Given data ::
________________________________________

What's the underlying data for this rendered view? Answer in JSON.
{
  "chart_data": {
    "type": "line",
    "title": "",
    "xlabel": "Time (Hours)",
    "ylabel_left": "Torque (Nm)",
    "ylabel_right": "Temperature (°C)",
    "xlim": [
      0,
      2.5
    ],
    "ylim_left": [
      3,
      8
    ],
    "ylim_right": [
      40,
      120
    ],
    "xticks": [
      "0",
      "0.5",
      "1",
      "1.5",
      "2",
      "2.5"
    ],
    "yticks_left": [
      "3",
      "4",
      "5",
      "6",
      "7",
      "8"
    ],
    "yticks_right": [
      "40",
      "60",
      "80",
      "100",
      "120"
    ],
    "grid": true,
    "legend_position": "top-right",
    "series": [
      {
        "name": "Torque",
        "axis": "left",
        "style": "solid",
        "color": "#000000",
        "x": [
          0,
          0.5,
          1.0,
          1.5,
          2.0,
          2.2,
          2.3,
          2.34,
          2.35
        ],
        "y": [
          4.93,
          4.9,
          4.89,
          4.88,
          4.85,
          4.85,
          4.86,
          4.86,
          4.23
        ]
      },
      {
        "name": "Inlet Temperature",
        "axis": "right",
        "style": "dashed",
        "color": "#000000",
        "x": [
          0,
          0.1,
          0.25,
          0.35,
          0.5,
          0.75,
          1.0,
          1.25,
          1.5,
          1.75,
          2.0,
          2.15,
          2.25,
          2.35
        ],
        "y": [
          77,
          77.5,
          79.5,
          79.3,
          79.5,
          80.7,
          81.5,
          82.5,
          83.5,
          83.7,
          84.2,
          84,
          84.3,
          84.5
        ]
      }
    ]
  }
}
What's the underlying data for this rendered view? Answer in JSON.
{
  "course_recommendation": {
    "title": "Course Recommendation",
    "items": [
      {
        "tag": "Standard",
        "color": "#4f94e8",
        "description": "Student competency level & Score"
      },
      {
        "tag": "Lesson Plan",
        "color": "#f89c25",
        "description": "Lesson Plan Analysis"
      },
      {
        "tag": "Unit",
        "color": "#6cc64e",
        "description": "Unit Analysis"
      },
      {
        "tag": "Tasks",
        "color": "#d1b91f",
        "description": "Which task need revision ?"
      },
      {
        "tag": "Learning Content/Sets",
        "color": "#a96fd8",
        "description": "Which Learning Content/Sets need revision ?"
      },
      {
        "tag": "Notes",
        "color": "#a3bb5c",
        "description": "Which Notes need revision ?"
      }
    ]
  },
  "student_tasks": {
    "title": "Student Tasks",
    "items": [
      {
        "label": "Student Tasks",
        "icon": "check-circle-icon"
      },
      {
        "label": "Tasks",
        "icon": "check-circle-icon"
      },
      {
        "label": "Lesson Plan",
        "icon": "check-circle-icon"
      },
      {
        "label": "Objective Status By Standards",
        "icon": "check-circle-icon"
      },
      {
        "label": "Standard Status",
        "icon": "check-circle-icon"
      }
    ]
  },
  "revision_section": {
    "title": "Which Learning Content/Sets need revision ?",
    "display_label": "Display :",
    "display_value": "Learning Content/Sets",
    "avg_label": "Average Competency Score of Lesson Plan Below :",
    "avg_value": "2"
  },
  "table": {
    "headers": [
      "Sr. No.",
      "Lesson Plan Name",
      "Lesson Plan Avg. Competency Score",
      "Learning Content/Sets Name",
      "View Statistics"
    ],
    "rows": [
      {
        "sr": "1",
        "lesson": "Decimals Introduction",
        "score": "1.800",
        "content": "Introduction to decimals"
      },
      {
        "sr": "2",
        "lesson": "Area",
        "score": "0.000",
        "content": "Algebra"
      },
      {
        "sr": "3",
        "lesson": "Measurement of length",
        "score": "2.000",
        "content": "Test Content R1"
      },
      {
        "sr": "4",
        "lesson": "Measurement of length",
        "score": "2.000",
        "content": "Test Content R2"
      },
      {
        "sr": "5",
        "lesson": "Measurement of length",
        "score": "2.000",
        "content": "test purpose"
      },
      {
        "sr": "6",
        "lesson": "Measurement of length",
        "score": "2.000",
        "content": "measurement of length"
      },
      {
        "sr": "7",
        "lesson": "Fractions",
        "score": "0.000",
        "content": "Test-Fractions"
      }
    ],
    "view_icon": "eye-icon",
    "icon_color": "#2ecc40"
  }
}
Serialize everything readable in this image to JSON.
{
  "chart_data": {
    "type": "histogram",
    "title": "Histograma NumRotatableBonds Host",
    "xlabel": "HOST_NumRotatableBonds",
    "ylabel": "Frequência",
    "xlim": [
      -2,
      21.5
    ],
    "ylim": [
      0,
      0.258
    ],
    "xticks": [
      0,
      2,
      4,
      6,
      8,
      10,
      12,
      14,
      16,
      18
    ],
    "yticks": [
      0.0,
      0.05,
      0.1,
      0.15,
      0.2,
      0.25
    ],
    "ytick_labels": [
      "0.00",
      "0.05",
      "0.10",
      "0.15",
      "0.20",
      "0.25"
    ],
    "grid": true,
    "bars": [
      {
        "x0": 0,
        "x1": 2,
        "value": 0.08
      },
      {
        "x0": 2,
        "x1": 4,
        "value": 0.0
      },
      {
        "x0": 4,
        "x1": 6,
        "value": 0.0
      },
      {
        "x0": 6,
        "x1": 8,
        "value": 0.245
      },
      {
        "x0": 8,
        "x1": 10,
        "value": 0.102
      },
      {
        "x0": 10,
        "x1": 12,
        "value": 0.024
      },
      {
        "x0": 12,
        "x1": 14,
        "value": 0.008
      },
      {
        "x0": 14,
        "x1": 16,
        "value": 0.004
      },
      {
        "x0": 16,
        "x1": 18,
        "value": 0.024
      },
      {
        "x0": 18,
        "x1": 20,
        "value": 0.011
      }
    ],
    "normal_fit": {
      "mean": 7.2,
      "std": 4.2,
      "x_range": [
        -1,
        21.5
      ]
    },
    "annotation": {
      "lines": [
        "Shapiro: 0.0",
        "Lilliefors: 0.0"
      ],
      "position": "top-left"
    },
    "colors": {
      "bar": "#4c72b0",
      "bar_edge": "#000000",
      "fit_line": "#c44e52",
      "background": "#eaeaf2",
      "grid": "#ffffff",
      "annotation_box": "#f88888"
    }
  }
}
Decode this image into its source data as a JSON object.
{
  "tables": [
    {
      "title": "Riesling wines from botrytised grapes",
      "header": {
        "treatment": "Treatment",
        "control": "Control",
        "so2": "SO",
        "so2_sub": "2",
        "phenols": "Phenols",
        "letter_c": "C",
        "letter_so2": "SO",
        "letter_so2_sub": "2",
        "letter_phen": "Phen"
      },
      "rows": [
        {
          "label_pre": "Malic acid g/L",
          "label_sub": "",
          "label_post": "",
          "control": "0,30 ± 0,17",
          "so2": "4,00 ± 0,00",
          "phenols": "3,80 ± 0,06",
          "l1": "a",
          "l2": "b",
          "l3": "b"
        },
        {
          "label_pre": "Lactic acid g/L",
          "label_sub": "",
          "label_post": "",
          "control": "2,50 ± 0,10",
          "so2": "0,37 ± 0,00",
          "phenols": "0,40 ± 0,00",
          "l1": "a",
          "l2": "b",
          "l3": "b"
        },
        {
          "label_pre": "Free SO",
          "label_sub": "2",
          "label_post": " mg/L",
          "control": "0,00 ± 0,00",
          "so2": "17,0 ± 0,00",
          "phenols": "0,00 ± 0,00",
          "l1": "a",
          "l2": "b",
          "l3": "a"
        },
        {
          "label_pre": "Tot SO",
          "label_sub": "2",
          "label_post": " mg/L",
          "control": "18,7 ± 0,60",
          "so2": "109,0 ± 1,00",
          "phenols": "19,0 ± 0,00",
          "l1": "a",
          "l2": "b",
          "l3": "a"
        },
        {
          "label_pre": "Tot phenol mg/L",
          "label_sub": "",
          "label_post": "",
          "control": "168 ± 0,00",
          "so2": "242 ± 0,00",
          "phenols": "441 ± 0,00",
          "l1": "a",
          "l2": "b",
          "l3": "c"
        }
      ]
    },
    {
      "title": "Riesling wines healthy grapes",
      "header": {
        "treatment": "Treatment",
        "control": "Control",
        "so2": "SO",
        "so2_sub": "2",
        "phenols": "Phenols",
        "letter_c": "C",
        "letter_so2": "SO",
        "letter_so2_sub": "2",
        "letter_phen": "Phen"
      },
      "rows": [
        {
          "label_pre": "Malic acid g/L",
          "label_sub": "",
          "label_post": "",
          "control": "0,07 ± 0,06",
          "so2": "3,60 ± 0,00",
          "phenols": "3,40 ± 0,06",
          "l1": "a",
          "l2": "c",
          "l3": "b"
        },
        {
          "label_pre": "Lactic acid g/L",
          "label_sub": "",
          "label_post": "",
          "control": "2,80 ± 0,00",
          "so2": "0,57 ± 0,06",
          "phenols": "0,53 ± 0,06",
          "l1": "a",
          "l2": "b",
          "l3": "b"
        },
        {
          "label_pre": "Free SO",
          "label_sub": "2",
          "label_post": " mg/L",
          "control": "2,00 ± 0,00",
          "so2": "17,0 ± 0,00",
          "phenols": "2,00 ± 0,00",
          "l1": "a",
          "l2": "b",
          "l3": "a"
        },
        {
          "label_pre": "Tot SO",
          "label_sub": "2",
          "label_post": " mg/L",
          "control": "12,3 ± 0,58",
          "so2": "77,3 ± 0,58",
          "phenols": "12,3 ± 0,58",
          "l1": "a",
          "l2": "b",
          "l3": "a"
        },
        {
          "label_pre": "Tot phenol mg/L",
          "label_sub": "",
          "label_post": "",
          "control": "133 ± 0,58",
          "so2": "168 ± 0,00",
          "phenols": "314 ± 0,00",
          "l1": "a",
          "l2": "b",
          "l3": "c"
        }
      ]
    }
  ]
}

________________________________________

Do this :: What is the number of lines in the listing that include the word "description"? Give that number and nothing else.

Solution to the exercise :: 6